## BEGIN Dataset rows

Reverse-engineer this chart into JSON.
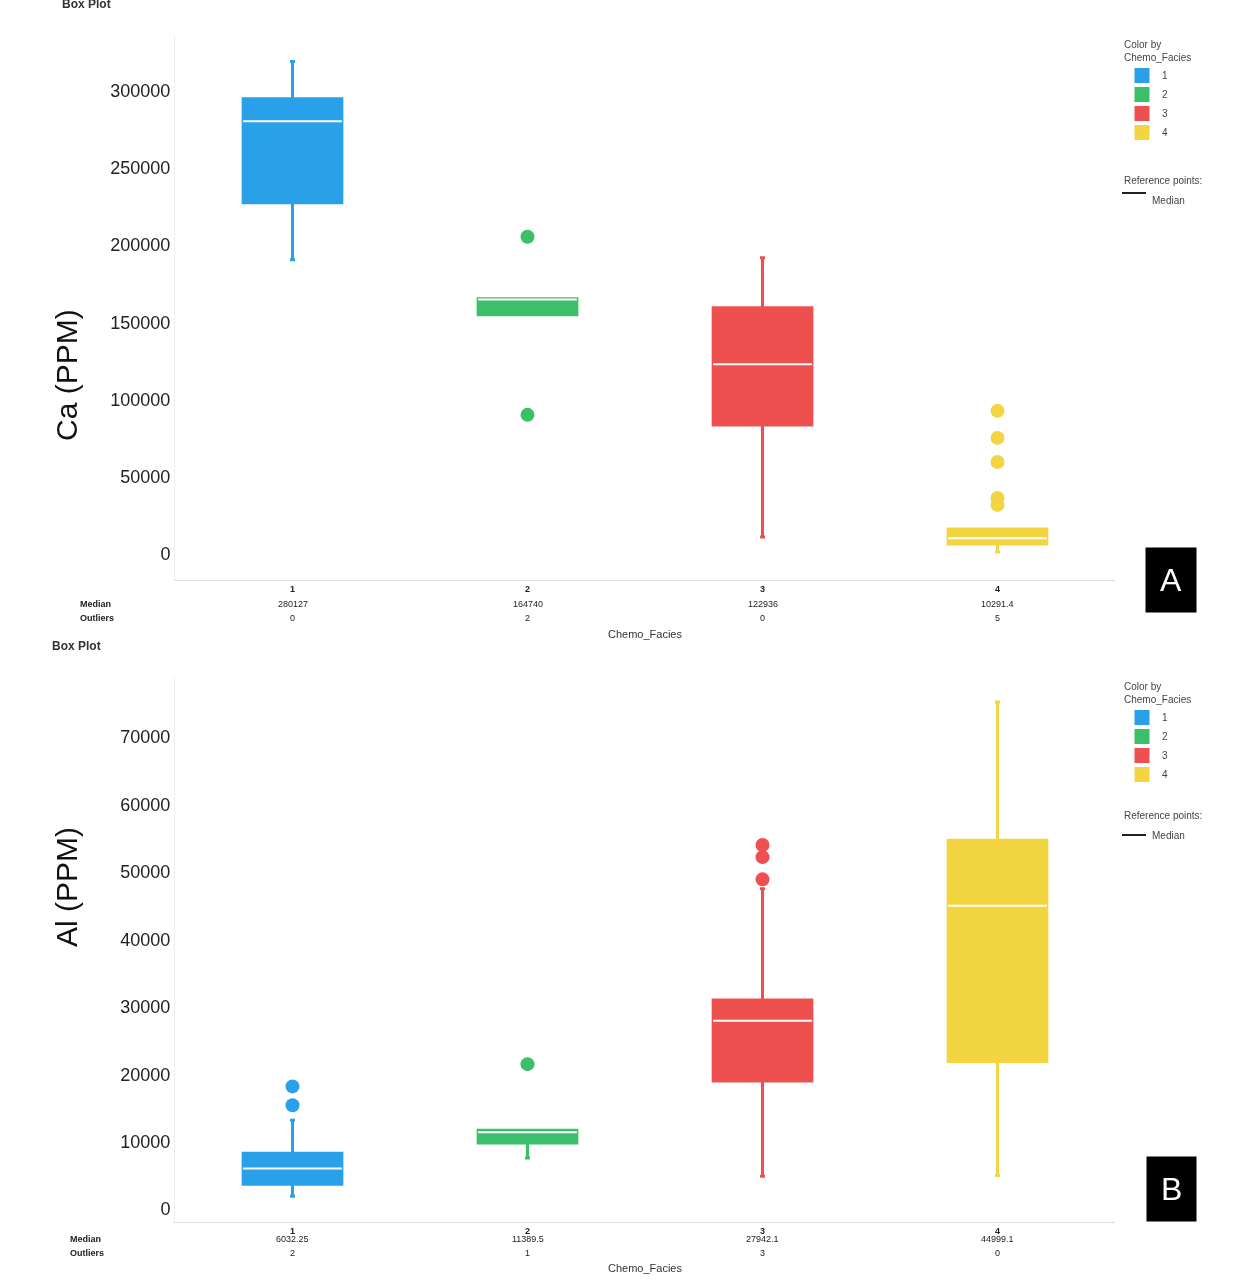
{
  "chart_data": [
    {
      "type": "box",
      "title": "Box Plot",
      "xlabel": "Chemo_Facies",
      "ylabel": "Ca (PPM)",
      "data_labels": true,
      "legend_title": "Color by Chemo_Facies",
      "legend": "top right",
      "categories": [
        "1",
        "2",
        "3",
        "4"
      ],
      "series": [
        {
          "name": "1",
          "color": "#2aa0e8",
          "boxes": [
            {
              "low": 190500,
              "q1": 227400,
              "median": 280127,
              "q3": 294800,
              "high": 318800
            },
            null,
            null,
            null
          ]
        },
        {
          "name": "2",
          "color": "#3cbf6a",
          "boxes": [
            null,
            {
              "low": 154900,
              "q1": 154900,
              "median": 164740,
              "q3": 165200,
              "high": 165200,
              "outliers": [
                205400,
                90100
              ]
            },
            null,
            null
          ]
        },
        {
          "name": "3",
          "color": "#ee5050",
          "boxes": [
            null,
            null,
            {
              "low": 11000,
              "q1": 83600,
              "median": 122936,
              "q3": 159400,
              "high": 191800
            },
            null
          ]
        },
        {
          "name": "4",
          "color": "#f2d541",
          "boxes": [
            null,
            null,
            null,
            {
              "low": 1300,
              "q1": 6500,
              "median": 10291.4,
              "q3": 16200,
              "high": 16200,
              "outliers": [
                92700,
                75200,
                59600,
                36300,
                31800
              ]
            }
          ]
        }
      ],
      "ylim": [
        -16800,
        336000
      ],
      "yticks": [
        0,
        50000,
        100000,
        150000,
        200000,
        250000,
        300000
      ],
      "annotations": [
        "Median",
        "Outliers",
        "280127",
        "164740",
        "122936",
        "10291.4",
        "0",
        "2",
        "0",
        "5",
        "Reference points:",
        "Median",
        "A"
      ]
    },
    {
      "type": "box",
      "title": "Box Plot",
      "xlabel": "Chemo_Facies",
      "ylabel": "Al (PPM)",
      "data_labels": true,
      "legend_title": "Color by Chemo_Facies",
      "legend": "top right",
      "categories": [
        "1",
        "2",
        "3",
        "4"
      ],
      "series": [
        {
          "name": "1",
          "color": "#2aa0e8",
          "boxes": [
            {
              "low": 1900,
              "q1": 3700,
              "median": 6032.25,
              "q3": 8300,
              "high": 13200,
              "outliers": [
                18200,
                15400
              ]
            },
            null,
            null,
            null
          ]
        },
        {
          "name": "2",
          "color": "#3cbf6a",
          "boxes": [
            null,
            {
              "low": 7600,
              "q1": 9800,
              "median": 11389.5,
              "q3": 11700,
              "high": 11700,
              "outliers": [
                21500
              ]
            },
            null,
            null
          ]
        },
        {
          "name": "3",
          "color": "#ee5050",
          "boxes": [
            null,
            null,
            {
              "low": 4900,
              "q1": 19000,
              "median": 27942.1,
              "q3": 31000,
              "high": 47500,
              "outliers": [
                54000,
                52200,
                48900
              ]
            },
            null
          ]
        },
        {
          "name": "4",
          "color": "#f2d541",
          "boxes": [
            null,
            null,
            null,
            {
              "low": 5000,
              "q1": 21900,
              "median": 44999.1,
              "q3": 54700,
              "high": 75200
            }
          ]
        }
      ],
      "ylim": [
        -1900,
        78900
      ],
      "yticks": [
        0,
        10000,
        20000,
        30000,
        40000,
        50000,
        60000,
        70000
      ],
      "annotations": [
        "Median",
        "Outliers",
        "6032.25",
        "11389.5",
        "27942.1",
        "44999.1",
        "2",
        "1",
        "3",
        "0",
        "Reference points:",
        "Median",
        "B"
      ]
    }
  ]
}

## END Dataset rows
## BEGIN Dataset rows

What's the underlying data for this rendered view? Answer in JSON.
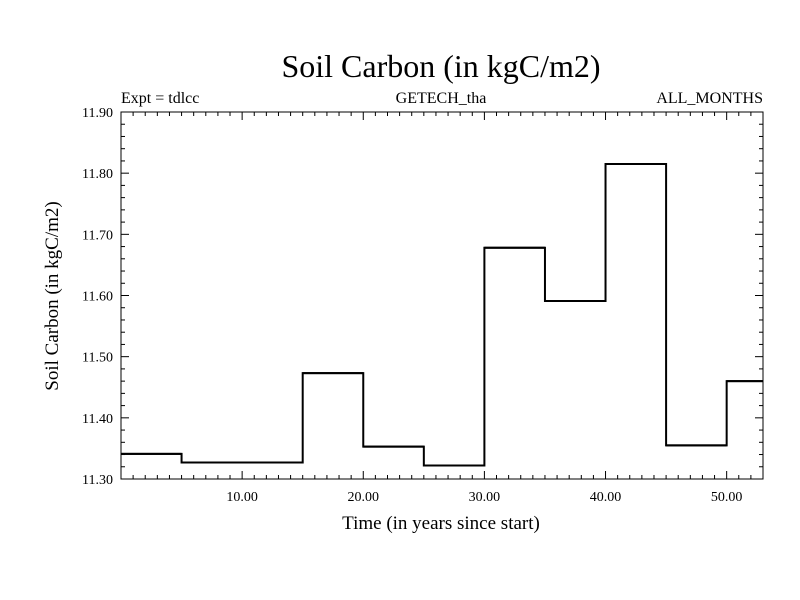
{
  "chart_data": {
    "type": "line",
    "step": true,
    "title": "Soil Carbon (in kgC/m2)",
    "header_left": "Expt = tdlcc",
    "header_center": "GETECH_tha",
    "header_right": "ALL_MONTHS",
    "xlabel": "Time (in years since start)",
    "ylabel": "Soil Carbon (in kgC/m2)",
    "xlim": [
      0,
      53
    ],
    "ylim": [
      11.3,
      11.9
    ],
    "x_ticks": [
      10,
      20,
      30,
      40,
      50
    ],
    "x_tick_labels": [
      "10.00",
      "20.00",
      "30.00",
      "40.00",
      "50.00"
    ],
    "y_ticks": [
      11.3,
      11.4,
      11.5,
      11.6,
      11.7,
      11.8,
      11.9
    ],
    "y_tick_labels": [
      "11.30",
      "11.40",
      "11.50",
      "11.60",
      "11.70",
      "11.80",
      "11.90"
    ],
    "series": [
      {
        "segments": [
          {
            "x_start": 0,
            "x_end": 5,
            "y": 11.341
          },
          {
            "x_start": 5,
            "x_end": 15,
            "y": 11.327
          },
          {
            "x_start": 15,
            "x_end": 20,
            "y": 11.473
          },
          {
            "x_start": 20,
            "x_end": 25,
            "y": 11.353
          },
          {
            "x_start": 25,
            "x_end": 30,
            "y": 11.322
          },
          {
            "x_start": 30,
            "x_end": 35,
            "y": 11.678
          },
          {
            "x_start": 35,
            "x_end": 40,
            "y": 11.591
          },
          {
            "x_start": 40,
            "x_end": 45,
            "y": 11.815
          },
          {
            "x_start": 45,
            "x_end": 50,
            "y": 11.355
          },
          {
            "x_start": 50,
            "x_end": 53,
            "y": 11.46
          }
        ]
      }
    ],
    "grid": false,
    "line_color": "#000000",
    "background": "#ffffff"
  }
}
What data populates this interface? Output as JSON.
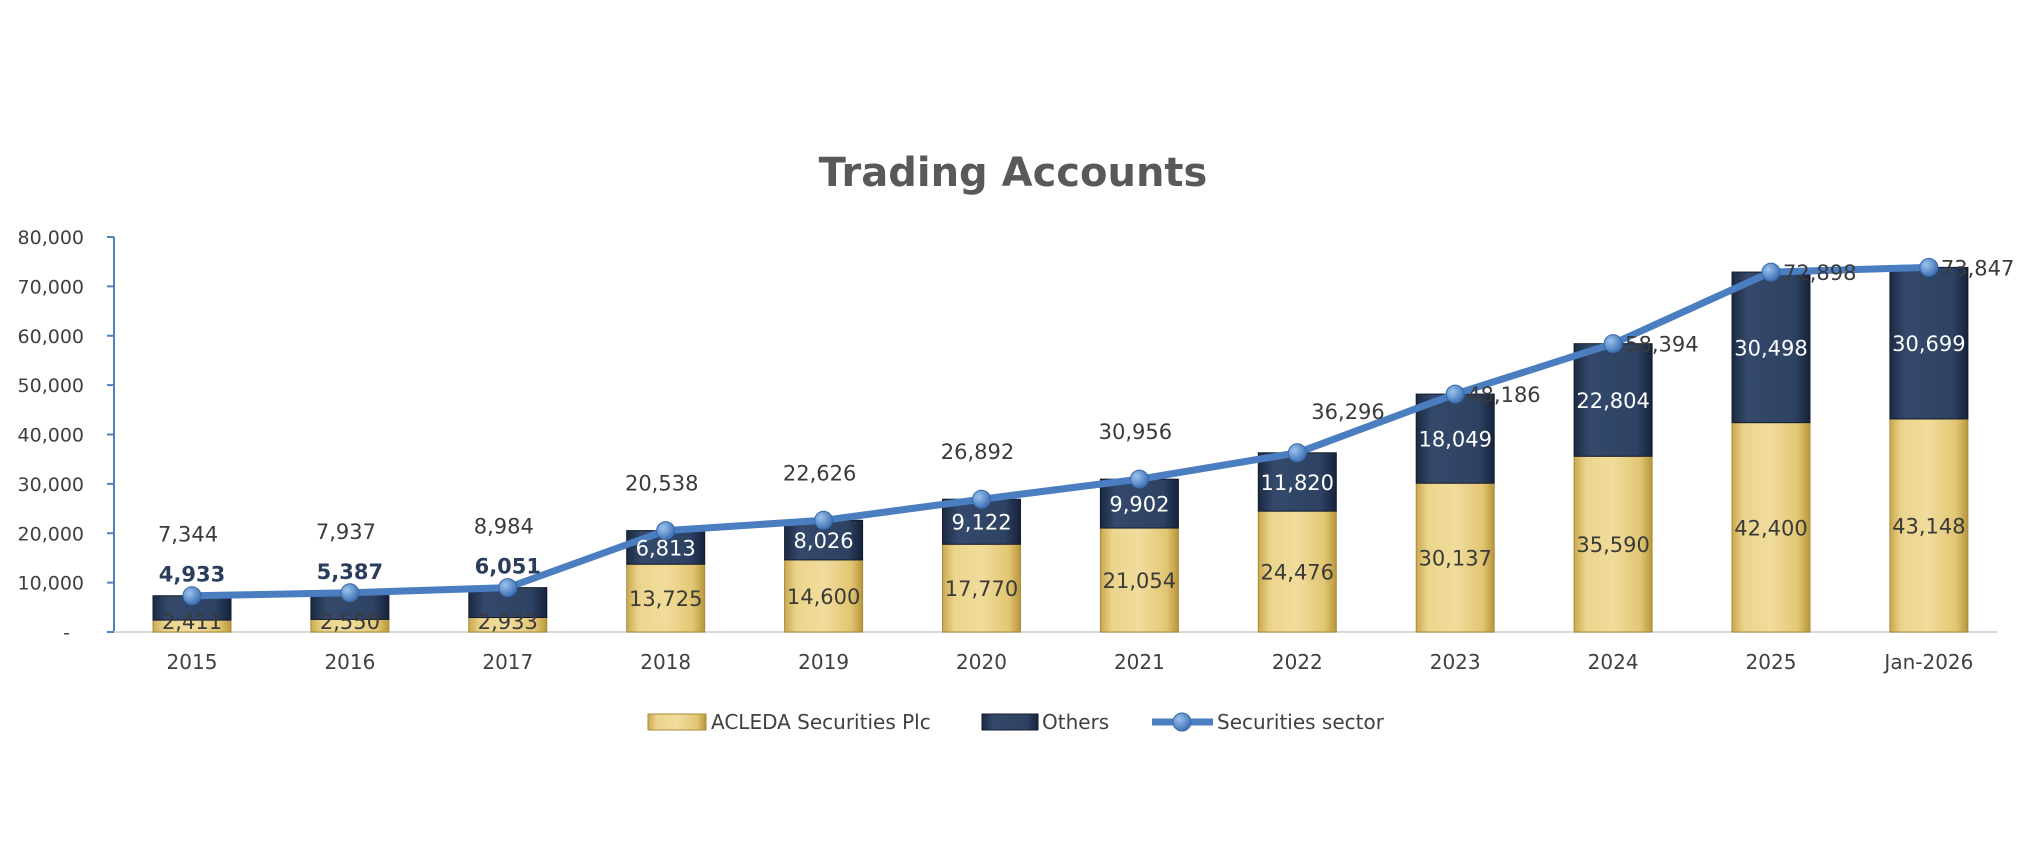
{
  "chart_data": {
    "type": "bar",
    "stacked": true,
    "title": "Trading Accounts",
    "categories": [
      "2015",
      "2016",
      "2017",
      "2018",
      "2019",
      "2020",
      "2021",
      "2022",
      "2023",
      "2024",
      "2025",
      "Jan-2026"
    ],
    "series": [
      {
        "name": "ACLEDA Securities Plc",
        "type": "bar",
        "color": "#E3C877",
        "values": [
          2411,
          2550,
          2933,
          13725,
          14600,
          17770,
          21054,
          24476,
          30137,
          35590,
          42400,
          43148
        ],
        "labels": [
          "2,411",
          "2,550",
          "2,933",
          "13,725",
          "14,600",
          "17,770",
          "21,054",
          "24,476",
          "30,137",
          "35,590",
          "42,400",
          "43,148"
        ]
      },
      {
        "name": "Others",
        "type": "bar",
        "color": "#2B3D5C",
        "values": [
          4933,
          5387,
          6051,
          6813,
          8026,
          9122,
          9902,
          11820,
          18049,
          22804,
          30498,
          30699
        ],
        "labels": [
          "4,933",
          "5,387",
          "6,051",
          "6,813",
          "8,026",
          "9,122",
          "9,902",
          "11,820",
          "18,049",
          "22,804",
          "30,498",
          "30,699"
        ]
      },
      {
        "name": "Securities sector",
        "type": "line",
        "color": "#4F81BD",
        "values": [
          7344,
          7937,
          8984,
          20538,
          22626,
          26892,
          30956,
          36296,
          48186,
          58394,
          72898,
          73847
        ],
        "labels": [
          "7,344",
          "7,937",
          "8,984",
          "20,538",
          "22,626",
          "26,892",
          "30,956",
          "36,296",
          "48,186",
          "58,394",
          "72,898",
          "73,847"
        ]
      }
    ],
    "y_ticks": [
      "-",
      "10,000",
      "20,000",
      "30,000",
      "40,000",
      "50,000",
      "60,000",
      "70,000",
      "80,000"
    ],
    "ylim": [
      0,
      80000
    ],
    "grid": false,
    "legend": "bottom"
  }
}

## END Dataset rows
## BEGIN Dataset rows

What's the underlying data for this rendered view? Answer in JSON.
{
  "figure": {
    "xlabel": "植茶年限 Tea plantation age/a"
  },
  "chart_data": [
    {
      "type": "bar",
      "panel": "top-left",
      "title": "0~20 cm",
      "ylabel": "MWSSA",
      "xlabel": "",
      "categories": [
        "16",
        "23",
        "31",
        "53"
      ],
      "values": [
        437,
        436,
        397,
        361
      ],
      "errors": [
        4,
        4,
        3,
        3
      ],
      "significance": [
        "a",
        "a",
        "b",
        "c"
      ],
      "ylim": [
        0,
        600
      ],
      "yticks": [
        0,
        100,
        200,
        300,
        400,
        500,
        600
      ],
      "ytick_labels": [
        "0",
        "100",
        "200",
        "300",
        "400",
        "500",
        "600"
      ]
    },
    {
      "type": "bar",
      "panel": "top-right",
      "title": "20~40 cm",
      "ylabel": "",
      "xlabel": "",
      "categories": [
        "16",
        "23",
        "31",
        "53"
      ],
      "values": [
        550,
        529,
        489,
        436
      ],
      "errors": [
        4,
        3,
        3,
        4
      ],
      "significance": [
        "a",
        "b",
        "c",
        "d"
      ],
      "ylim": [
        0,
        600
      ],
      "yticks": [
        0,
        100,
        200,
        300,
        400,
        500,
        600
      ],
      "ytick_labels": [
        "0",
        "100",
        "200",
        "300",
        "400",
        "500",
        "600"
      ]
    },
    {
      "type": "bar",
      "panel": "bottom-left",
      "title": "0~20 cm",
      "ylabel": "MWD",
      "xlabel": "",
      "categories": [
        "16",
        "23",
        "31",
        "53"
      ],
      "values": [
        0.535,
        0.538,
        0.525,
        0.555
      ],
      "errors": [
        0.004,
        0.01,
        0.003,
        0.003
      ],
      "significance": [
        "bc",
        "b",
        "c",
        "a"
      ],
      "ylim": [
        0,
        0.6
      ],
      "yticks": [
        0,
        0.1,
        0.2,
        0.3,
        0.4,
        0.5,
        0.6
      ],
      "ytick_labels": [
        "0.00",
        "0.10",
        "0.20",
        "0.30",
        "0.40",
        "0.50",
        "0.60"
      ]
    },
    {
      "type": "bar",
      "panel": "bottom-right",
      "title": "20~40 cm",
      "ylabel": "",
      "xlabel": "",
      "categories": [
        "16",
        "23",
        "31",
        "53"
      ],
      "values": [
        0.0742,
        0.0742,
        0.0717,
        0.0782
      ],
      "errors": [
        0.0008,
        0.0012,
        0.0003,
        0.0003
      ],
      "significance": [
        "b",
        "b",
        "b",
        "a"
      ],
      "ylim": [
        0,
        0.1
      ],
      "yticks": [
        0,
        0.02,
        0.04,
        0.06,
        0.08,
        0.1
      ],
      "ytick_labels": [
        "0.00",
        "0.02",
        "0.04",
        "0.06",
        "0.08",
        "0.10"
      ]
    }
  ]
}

## END Dataset rows

Brief: Using the listing above, show every line that includes the string "Carbon".

The reply:
    "title": "Soil Carbon (in kgC/m2)",
    "ylabel": "Soil Carbon (in kgC/m2)",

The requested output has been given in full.